> [MATERIAL FOR THIS TASK]:
-- BEGIN --
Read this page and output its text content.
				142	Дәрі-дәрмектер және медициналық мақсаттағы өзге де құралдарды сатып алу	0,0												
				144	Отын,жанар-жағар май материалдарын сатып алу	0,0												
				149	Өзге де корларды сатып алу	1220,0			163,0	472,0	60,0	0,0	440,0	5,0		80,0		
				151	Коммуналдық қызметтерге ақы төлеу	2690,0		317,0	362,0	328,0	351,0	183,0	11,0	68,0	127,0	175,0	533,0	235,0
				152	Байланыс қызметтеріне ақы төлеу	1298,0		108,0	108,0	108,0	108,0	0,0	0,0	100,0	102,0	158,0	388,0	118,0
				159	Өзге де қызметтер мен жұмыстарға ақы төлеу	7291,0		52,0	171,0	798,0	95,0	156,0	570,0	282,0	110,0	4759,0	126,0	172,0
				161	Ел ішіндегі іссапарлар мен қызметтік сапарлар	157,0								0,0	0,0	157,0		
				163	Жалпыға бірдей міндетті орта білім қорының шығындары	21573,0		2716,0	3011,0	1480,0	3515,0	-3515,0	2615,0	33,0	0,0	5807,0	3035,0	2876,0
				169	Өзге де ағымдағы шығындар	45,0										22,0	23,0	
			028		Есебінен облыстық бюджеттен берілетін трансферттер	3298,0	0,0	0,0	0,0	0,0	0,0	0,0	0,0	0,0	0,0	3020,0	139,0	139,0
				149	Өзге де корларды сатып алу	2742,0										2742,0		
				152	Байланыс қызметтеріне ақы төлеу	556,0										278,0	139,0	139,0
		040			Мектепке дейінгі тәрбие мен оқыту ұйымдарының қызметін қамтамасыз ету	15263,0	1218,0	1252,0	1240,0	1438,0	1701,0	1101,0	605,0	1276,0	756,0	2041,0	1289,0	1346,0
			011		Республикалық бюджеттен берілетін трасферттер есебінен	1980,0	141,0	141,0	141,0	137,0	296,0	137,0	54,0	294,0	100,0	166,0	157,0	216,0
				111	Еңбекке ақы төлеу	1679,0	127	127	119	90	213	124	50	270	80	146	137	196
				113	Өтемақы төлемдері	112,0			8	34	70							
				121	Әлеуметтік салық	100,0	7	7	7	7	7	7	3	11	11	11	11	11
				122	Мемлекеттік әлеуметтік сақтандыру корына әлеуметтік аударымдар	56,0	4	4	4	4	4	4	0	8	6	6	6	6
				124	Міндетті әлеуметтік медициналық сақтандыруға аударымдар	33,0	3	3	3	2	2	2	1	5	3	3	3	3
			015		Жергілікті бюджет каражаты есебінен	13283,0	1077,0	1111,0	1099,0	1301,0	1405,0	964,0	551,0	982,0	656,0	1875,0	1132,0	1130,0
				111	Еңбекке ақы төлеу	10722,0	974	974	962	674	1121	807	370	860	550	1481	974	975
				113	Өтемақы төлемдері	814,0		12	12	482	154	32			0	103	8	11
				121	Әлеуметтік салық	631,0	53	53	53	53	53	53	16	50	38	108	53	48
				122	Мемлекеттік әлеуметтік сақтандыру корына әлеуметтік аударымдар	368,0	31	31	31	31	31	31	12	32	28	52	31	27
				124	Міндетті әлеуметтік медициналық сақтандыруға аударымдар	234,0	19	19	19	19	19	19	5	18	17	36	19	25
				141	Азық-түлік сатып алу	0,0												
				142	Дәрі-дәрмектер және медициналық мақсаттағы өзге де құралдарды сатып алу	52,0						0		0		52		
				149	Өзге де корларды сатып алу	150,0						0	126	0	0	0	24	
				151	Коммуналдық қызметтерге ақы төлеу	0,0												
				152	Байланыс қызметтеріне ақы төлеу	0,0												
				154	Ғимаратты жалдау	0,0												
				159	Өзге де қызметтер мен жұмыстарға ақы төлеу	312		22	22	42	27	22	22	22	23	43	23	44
-- END --
> [WORK TO DO]: Check each line of the records for the word "құралдарды", and show the lines that contain it.

> [SOLUTION TO THE EXERCISE]:
				142	Дәрі-дәрмектер және медициналық мақсаттағы өзге де құралдарды сатып алу	0,0												
				142	Дәрі-дәрмектер және медициналық мақсаттағы өзге де құралдарды сатып алу	52,0						0		0		52		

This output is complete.